Copy each line of the records that holds the string "name".
————
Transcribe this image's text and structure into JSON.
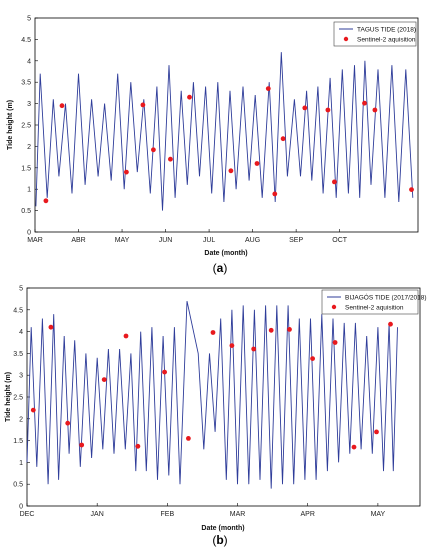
{
  "panels": [
    {
      "sublabel_open": "(",
      "sublabel_letter": "a",
      "sublabel_close": ")",
      "legend": {
        "placement": "top-right",
        "line_label": "TAGUS TIDE (2018)",
        "point_label": "Sentinel-2 aquisition"
      }
    },
    {
      "sublabel_open": "(",
      "sublabel_letter": "b",
      "sublabel_close": ")",
      "legend": {
        "placement": "top-right",
        "line_label": "BIJAGÓS TIDE (2017/2018)",
        "point_label": "Sentinel-2 aquisition"
      }
    }
  ],
  "chart_data": [
    {
      "type": "line",
      "xlabel": "Date (month)",
      "ylabel": "Tide height (m)",
      "xlim": [
        0,
        8.8
      ],
      "ylim": [
        0,
        5
      ],
      "grid": false,
      "xticks": [
        {
          "x": 0,
          "label": "MAR"
        },
        {
          "x": 1,
          "label": "ABR"
        },
        {
          "x": 2,
          "label": "MAY"
        },
        {
          "x": 3,
          "label": "JUN"
        },
        {
          "x": 4,
          "label": "JUL"
        },
        {
          "x": 5,
          "label": "AUG"
        },
        {
          "x": 6,
          "label": "SEP"
        },
        {
          "x": 7,
          "label": "OCT"
        }
      ],
      "yticks": [
        0,
        0.5,
        1,
        1.5,
        2,
        2.5,
        3,
        3.5,
        4,
        4.5,
        5
      ],
      "series": [
        {
          "name": "TAGUS TIDE (2018)",
          "kind": "line",
          "color": "#2f3d9a",
          "points": [
            [
              0.02,
              0.6
            ],
            [
              0.12,
              3.7
            ],
            [
              0.28,
              0.8
            ],
            [
              0.42,
              3.1
            ],
            [
              0.55,
              1.3
            ],
            [
              0.7,
              3.0
            ],
            [
              0.85,
              0.9
            ],
            [
              1.0,
              3.7
            ],
            [
              1.15,
              1.1
            ],
            [
              1.3,
              3.1
            ],
            [
              1.45,
              1.3
            ],
            [
              1.6,
              3.0
            ],
            [
              1.75,
              1.2
            ],
            [
              1.9,
              3.7
            ],
            [
              2.05,
              1.0
            ],
            [
              2.2,
              3.5
            ],
            [
              2.35,
              1.4
            ],
            [
              2.5,
              3.1
            ],
            [
              2.65,
              0.9
            ],
            [
              2.8,
              3.4
            ],
            [
              2.93,
              0.5
            ],
            [
              3.08,
              3.9
            ],
            [
              3.22,
              0.8
            ],
            [
              3.36,
              3.3
            ],
            [
              3.5,
              1.1
            ],
            [
              3.64,
              3.5
            ],
            [
              3.78,
              1.3
            ],
            [
              3.92,
              3.4
            ],
            [
              4.06,
              0.9
            ],
            [
              4.2,
              3.5
            ],
            [
              4.34,
              0.7
            ],
            [
              4.48,
              3.3
            ],
            [
              4.62,
              1.0
            ],
            [
              4.78,
              3.4
            ],
            [
              4.92,
              1.2
            ],
            [
              5.06,
              3.2
            ],
            [
              5.22,
              0.8
            ],
            [
              5.38,
              3.5
            ],
            [
              5.52,
              0.7
            ],
            [
              5.66,
              4.2
            ],
            [
              5.8,
              1.3
            ],
            [
              5.96,
              3.1
            ],
            [
              6.1,
              1.3
            ],
            [
              6.24,
              3.3
            ],
            [
              6.36,
              1.2
            ],
            [
              6.5,
              3.4
            ],
            [
              6.62,
              0.9
            ],
            [
              6.78,
              3.6
            ],
            [
              6.92,
              0.8
            ],
            [
              7.06,
              3.8
            ],
            [
              7.2,
              0.9
            ],
            [
              7.34,
              3.9
            ],
            [
              7.46,
              0.8
            ],
            [
              7.58,
              4.0
            ],
            [
              7.72,
              1.1
            ],
            [
              7.88,
              3.8
            ],
            [
              8.04,
              0.8
            ],
            [
              8.2,
              3.9
            ],
            [
              8.36,
              0.7
            ],
            [
              8.52,
              3.8
            ],
            [
              8.68,
              0.8
            ]
          ]
        },
        {
          "name": "Sentinel-2 aquisition",
          "kind": "scatter",
          "color": "#e8191e",
          "points": [
            [
              0.25,
              0.73
            ],
            [
              0.62,
              2.95
            ],
            [
              2.1,
              1.4
            ],
            [
              2.48,
              2.97
            ],
            [
              2.72,
              1.92
            ],
            [
              3.11,
              1.7
            ],
            [
              3.55,
              3.15
            ],
            [
              4.5,
              1.43
            ],
            [
              5.1,
              1.6
            ],
            [
              5.36,
              3.35
            ],
            [
              5.51,
              0.89
            ],
            [
              5.7,
              2.18
            ],
            [
              6.2,
              2.9
            ],
            [
              6.73,
              2.85
            ],
            [
              6.88,
              1.17
            ],
            [
              7.57,
              3.01
            ],
            [
              7.81,
              2.85
            ],
            [
              8.65,
              0.99
            ]
          ]
        }
      ]
    },
    {
      "type": "line",
      "xlabel": "Date (month)",
      "ylabel": "Tide height (m)",
      "xlim": [
        0,
        5.6
      ],
      "ylim": [
        0,
        5
      ],
      "grid": false,
      "xticks": [
        {
          "x": 0,
          "label": "DEC"
        },
        {
          "x": 1,
          "label": "JAN"
        },
        {
          "x": 2,
          "label": "FEB"
        },
        {
          "x": 3,
          "label": "MAR"
        },
        {
          "x": 4,
          "label": "APR"
        },
        {
          "x": 5,
          "label": "MAY"
        }
      ],
      "yticks": [
        0,
        0.5,
        1,
        1.5,
        2,
        2.5,
        3,
        3.5,
        4,
        4.5,
        5
      ],
      "series": [
        {
          "name": "BIJAGÓS TIDE (2017/2018)",
          "kind": "line",
          "color": "#2f3d9a",
          "points": [
            [
              0.0,
              1.0
            ],
            [
              0.06,
              4.1
            ],
            [
              0.14,
              0.9
            ],
            [
              0.22,
              4.3
            ],
            [
              0.3,
              0.5
            ],
            [
              0.38,
              4.4
            ],
            [
              0.45,
              0.6
            ],
            [
              0.53,
              3.9
            ],
            [
              0.6,
              1.2
            ],
            [
              0.68,
              3.8
            ],
            [
              0.76,
              0.9
            ],
            [
              0.84,
              3.5
            ],
            [
              0.92,
              1.1
            ],
            [
              1.0,
              3.4
            ],
            [
              1.08,
              1.3
            ],
            [
              1.16,
              3.6
            ],
            [
              1.24,
              1.2
            ],
            [
              1.32,
              3.6
            ],
            [
              1.4,
              1.3
            ],
            [
              1.48,
              3.5
            ],
            [
              1.55,
              0.8
            ],
            [
              1.62,
              4.0
            ],
            [
              1.7,
              0.8
            ],
            [
              1.78,
              4.1
            ],
            [
              1.86,
              0.6
            ],
            [
              1.94,
              3.9
            ],
            [
              2.02,
              0.7
            ],
            [
              2.1,
              4.1
            ],
            [
              2.18,
              0.5
            ],
            [
              2.28,
              4.7
            ],
            [
              2.44,
              3.5
            ],
            [
              2.52,
              1.3
            ],
            [
              2.6,
              3.5
            ],
            [
              2.68,
              1.7
            ],
            [
              2.76,
              4.3
            ],
            [
              2.84,
              0.6
            ],
            [
              2.92,
              4.5
            ],
            [
              3.0,
              0.5
            ],
            [
              3.08,
              4.6
            ],
            [
              3.16,
              0.5
            ],
            [
              3.24,
              4.5
            ],
            [
              3.32,
              0.6
            ],
            [
              3.4,
              4.6
            ],
            [
              3.48,
              0.4
            ],
            [
              3.56,
              4.6
            ],
            [
              3.64,
              0.5
            ],
            [
              3.72,
              4.6
            ],
            [
              3.8,
              0.5
            ],
            [
              3.88,
              4.3
            ],
            [
              3.96,
              0.6
            ],
            [
              4.04,
              4.3
            ],
            [
              4.12,
              0.6
            ],
            [
              4.2,
              4.4
            ],
            [
              4.28,
              0.8
            ],
            [
              4.36,
              4.3
            ],
            [
              4.44,
              1.0
            ],
            [
              4.52,
              4.2
            ],
            [
              4.6,
              1.2
            ],
            [
              4.68,
              4.2
            ],
            [
              4.76,
              1.3
            ],
            [
              4.84,
              3.9
            ],
            [
              4.92,
              1.2
            ],
            [
              5.0,
              4.1
            ],
            [
              5.08,
              0.8
            ],
            [
              5.16,
              4.2
            ],
            [
              5.22,
              0.8
            ],
            [
              5.28,
              4.1
            ]
          ]
        },
        {
          "name": "Sentinel-2 aquisition",
          "kind": "scatter",
          "color": "#e8191e",
          "points": [
            [
              0.09,
              2.2
            ],
            [
              0.34,
              4.1
            ],
            [
              0.58,
              1.9
            ],
            [
              0.78,
              1.4
            ],
            [
              1.1,
              2.9
            ],
            [
              1.41,
              3.9
            ],
            [
              1.58,
              1.37
            ],
            [
              1.96,
              3.07
            ],
            [
              2.3,
              1.55
            ],
            [
              2.65,
              3.98
            ],
            [
              2.92,
              3.68
            ],
            [
              3.23,
              3.6
            ],
            [
              3.48,
              4.03
            ],
            [
              3.74,
              4.05
            ],
            [
              4.07,
              3.38
            ],
            [
              4.39,
              3.75
            ],
            [
              4.66,
              1.35
            ],
            [
              4.98,
              1.7
            ],
            [
              5.18,
              4.17
            ]
          ]
        }
      ]
    }
  ]
}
————
__WORKED ANSWER__
          "name": "TAGUS TIDE (2018)",
          "name": "Sentinel-2 aquisition",
          "name": "BIJAGÓS TIDE (2017/2018)",
          "name": "Sentinel-2 aquisition",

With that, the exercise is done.